--- Dataset extract ---
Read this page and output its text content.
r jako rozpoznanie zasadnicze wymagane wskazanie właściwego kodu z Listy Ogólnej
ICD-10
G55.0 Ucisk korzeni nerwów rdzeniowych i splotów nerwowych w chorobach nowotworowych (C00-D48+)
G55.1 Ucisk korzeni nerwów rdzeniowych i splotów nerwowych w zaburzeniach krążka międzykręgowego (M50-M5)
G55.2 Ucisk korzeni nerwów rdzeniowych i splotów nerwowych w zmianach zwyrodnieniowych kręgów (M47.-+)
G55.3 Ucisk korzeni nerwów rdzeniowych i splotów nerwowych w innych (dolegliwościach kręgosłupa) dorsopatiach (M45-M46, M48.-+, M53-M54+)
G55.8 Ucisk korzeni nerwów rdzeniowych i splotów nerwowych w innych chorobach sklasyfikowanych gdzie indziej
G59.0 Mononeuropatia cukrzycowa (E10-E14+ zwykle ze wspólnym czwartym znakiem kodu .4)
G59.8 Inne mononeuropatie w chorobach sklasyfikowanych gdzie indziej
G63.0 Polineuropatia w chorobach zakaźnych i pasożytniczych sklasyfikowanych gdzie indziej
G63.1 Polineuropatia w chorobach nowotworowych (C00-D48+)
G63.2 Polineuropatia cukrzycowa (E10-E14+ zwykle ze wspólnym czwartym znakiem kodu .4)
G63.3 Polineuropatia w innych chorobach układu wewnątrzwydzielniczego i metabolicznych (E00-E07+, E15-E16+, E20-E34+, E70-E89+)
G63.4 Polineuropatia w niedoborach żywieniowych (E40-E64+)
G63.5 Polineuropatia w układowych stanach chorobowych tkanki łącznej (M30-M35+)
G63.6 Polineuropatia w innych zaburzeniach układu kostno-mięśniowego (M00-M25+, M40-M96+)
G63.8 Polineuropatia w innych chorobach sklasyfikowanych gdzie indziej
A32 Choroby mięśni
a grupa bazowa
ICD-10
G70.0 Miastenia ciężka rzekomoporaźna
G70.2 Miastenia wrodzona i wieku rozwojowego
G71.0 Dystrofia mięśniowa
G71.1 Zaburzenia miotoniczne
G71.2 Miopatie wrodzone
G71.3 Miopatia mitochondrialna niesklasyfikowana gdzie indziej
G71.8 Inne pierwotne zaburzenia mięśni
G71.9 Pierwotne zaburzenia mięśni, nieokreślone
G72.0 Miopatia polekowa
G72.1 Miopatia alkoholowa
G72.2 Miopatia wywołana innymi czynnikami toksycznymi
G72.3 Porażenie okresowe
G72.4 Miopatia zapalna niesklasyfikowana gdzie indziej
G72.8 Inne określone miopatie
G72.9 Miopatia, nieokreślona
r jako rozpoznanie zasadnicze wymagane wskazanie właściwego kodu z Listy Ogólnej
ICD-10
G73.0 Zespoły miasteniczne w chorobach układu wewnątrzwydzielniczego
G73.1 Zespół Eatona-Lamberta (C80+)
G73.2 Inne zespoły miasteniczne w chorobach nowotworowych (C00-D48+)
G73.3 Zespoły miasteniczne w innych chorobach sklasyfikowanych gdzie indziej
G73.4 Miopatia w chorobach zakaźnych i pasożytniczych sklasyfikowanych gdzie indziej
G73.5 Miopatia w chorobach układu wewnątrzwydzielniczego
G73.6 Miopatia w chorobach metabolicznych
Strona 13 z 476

--- Short task ---
Using the listing above, please repeat every entry exactly.

--- Exercise answer ---
Read this page and output its text content.
r jako rozpoznanie zasadnicze wymagane wskazanie właściwego kodu z Listy Ogólnej
ICD-10
G55.0 Ucisk korzeni nerwów rdzeniowych i splotów nerwowych w chorobach nowotworowych (C00-D48+)
G55.1 Ucisk korzeni nerwów rdzeniowych i splotów nerwowych w zaburzeniach krążka międzykręgowego (M50-M5)
G55.2 Ucisk korzeni nerwów rdzeniowych i splotów nerwowych w zmianach zwyrodnieniowych kręgów (M47.-+)
G55.3 Ucisk korzeni nerwów rdzeniowych i splotów nerwowych w innych (dolegliwościach kręgosłupa) dorsopatiach (M45-M46, M48.-+, M53-M54+)
G55.8 Ucisk korzeni nerwów rdzeniowych i splotów nerwowych w innych chorobach sklasyfikowanych gdzie indziej
G59.0 Mononeuropatia cukrzycowa (E10-E14+ zwykle ze wspólnym czwartym znakiem kodu .4)
G59.8 Inne mononeuropatie w chorobach sklasyfikowanych gdzie indziej
G63.0 Polineuropatia w chorobach zakaźnych i pasożytniczych sklasyfikowanych gdzie indziej
G63.1 Polineuropatia w chorobach nowotworowych (C00-D48+)
G63.2 Polineuropatia cukrzycowa (E10-E14+ zwykle ze wspólnym czwartym znakiem kodu .4)
G63.3 Polineuropatia w innych chorobach układu wewnątrzwydzielniczego i metabolicznych (E00-E07+, E15-E16+, E20-E34+, E70-E89+)
G63.4 Polineuropatia w niedoborach żywieniowych (E40-E64+)
G63.5 Polineuropatia w układowych stanach chorobowych tkanki łącznej (M30-M35+)
G63.6 Polineuropatia w innych zaburzeniach układu kostno-mięśniowego (M00-M25+, M40-M96+)
G63.8 Polineuropatia w innych chorobach sklasyfikowanych gdzie indziej
A32 Choroby mięśni
a grupa bazowa
ICD-10
G70.0 Miastenia ciężka rzekomoporaźna
G70.2 Miastenia wrodzona i wieku rozwojowego
G71.0 Dystrofia mięśniowa
G71.1 Zaburzenia miotoniczne
G71.2 Miopatie wrodzone
G71.3 Miopatia mitochondrialna niesklasyfikowana gdzie indziej
G71.8 Inne pierwotne zaburzenia mięśni
G71.9 Pierwotne zaburzenia mięśni, nieokreślone
G72.0 Miopatia polekowa
G72.1 Miopatia alkoholowa
G72.2 Miopatia wywołana innymi czynnikami toksycznymi
G72.3 Porażenie okresowe
G72.4 Miopatia zapalna niesklasyfikowana gdzie indziej
G72.8 Inne określone miopatie
G72.9 Miopatia, nieokreślona
r jako rozpoznanie zasadnicze wymagane wskazanie właściwego kodu z Listy Ogólnej
ICD-10
G73.0 Zespoły miasteniczne w chorobach układu wewnątrzwydzielniczego
G73.1 Zespół Eatona-Lamberta (C80+)
G73.2 Inne zespoły miasteniczne w chorobach nowotworowych (C00-D48+)
G73.3 Zespoły miasteniczne w innych chorobach sklasyfikowanych gdzie indziej
G73.4 Miopatia w chorobach zakaźnych i pasożytniczych sklasyfikowanych gdzie indziej
G73.5 Miopatia w chorobach układu wewnątrzwydzielniczego
G73.6 Miopatia w chorobach metabolicznych
Strona 13 z 476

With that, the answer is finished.